• [BRIEF]: Scan the records and identify every line in which the string "time" occurs, then return those lines.

Figure contents as structured data
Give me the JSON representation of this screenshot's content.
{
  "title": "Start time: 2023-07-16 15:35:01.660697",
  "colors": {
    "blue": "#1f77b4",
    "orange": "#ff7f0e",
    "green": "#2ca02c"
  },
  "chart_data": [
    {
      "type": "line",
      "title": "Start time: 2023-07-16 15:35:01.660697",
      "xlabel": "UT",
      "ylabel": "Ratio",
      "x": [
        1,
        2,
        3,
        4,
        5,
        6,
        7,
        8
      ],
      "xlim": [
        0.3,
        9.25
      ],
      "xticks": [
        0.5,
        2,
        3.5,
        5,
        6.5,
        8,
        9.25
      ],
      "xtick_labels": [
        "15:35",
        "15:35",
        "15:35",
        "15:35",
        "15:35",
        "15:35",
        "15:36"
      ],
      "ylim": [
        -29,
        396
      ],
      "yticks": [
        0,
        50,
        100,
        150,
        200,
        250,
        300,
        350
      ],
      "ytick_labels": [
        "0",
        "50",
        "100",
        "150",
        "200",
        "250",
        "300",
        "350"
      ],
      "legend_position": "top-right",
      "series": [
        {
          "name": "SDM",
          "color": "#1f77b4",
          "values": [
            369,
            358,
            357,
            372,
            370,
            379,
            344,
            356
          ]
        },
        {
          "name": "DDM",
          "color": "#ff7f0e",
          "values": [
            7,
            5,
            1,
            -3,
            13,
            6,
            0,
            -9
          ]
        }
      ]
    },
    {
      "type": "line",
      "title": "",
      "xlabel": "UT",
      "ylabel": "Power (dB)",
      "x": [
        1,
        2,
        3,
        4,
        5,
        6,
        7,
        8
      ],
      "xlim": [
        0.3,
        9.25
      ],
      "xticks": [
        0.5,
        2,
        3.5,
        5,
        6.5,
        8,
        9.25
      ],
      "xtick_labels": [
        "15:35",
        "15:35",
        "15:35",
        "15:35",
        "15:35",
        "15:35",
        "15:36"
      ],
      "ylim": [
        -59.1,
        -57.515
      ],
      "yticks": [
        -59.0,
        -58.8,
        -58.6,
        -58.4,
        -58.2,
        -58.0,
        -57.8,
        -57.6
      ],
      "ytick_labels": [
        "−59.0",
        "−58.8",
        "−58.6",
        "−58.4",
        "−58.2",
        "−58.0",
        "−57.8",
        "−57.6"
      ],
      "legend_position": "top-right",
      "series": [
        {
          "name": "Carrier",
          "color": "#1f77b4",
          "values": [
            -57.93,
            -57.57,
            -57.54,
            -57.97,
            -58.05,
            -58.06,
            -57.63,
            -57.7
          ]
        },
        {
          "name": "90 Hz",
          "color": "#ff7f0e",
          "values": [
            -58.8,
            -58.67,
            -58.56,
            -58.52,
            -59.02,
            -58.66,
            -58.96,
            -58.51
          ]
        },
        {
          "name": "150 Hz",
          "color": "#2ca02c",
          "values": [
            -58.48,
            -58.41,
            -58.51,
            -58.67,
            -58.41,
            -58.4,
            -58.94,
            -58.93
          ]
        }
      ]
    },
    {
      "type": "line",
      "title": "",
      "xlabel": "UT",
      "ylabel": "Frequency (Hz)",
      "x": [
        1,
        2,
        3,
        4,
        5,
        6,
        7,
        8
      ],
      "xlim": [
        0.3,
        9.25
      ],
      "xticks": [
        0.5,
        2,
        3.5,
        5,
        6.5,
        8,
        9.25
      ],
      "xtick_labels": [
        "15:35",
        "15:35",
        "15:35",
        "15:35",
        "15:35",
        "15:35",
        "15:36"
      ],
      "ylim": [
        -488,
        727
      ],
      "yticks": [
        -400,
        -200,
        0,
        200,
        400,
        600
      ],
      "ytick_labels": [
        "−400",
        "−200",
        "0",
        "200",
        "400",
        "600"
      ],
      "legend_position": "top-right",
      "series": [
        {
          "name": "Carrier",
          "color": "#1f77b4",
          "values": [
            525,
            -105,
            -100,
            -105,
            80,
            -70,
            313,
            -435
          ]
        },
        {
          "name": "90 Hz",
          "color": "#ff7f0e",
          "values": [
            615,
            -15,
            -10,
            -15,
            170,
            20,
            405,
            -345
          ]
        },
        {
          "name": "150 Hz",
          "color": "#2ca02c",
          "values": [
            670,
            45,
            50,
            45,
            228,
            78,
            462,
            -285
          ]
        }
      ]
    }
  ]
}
* * *
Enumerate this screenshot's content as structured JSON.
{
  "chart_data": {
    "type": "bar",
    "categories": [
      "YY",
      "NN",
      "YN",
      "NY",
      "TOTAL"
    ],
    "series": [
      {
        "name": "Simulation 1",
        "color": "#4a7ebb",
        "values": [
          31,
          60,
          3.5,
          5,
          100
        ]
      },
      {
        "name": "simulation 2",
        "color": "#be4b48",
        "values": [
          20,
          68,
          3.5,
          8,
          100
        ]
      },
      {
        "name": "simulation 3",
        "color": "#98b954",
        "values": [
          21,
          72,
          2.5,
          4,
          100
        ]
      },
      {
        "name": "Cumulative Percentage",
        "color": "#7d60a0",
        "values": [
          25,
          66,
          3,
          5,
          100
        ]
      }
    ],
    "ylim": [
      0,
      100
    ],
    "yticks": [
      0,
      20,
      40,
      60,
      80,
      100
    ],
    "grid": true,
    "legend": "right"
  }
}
...
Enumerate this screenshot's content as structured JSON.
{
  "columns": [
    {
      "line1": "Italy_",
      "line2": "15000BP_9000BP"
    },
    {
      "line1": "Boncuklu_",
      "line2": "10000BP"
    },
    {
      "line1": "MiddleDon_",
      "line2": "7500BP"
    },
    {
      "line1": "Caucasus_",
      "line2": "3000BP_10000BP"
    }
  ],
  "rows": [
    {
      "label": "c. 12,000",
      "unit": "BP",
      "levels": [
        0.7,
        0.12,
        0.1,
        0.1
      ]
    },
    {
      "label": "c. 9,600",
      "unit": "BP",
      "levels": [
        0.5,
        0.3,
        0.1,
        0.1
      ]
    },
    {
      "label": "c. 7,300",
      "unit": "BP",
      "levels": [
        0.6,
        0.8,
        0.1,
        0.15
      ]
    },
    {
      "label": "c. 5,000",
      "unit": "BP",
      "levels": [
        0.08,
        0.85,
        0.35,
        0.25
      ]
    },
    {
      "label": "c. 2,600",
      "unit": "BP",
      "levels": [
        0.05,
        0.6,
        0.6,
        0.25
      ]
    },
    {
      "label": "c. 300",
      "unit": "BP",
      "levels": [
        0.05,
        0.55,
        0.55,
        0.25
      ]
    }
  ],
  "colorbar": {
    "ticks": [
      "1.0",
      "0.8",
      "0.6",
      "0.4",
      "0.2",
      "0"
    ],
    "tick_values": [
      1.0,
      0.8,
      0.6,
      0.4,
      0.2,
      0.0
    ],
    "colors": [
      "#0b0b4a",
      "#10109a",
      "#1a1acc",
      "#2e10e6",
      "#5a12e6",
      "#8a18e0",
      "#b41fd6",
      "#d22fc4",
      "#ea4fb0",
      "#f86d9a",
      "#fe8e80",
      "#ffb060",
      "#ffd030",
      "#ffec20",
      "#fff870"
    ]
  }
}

• [WRITTEN RESPONSE]:
  "title": "Start time: 2023-07-16 15:35:01.660697",
      "title": "Start time: 2023-07-16 15:35:01.660697",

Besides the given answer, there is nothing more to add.